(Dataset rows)
╔══
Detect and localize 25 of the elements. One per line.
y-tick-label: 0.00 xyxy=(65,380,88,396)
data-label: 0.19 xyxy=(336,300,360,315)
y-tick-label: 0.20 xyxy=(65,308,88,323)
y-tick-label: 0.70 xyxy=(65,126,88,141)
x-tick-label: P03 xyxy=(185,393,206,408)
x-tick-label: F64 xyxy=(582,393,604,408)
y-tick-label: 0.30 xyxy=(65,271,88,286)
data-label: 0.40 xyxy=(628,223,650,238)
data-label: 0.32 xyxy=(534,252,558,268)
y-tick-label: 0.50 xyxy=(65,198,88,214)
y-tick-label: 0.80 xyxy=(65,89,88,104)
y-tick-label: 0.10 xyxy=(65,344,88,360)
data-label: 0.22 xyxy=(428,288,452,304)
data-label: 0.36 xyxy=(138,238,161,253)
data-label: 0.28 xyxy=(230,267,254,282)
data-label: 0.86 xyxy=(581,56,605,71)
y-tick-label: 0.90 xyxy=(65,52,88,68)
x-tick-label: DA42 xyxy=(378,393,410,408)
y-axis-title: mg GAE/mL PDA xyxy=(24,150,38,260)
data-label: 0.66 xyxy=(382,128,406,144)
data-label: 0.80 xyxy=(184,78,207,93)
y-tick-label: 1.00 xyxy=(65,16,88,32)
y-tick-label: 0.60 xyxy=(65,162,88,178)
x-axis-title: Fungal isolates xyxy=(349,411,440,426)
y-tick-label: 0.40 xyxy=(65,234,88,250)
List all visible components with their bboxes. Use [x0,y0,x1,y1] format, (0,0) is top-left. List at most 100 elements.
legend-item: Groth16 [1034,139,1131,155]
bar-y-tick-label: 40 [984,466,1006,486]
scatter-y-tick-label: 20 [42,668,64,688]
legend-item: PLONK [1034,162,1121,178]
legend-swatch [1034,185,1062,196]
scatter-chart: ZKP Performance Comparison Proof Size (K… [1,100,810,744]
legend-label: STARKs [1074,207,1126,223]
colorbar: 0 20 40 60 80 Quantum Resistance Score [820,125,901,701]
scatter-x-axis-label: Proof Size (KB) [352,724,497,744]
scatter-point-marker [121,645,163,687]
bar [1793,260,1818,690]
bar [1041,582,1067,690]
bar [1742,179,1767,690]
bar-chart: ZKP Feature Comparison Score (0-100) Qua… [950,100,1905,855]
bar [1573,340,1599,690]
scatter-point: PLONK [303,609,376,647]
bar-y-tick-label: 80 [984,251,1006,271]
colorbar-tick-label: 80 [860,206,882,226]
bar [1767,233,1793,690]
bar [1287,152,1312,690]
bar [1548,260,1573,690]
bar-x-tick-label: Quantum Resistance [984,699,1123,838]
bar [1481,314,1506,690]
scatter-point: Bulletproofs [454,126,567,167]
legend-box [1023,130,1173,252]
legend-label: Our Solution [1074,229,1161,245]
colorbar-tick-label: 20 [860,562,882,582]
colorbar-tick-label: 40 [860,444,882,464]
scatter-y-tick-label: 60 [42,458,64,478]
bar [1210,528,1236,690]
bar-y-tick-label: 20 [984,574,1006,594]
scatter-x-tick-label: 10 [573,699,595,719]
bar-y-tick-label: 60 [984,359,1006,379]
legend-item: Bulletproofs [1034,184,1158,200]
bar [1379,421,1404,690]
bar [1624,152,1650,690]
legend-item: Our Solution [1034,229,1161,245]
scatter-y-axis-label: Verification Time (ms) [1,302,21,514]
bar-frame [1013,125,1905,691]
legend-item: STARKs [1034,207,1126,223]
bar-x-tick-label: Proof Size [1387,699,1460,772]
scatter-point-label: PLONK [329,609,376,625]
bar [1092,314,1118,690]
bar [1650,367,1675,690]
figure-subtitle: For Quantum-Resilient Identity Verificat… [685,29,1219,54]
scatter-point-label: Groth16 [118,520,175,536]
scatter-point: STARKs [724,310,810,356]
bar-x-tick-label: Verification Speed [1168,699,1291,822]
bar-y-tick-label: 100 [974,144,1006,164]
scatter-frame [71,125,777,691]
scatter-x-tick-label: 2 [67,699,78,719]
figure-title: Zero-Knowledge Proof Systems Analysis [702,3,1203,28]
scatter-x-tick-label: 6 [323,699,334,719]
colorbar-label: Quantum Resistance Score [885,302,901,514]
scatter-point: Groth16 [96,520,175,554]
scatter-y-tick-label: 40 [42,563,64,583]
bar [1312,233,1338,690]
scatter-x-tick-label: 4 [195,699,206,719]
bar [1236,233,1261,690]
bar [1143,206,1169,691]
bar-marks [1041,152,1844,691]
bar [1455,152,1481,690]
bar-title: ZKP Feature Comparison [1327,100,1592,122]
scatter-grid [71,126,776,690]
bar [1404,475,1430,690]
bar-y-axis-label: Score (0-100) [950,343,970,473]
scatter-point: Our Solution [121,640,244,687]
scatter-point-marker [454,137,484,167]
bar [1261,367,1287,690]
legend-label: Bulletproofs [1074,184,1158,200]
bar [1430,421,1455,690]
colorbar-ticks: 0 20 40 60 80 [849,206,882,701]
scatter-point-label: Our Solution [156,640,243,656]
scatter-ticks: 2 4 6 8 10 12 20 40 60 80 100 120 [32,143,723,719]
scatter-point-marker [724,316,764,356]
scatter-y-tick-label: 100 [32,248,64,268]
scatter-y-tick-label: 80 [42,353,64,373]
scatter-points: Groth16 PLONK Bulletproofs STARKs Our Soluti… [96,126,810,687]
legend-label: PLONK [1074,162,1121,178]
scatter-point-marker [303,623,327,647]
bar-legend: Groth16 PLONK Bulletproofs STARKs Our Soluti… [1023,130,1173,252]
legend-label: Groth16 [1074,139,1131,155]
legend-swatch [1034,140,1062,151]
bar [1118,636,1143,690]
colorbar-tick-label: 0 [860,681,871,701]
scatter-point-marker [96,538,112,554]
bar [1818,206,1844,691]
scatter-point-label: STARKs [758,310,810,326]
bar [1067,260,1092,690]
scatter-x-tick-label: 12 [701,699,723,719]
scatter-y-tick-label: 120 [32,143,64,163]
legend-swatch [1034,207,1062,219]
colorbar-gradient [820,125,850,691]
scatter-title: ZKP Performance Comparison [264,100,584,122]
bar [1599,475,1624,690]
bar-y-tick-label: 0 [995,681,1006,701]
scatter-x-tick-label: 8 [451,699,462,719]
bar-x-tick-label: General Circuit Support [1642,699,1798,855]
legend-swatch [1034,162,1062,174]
╚══
● **Aim of the task**: Copy every line of the records above that contains the string "ticks".

● **Result of this exercise**:
colorbar-ticks: 0 20 40 60 80 [849,206,882,701]
scatter-ticks: 2 4 6 8 10 12 20 40 60 80 100 120 [32,143,723,719]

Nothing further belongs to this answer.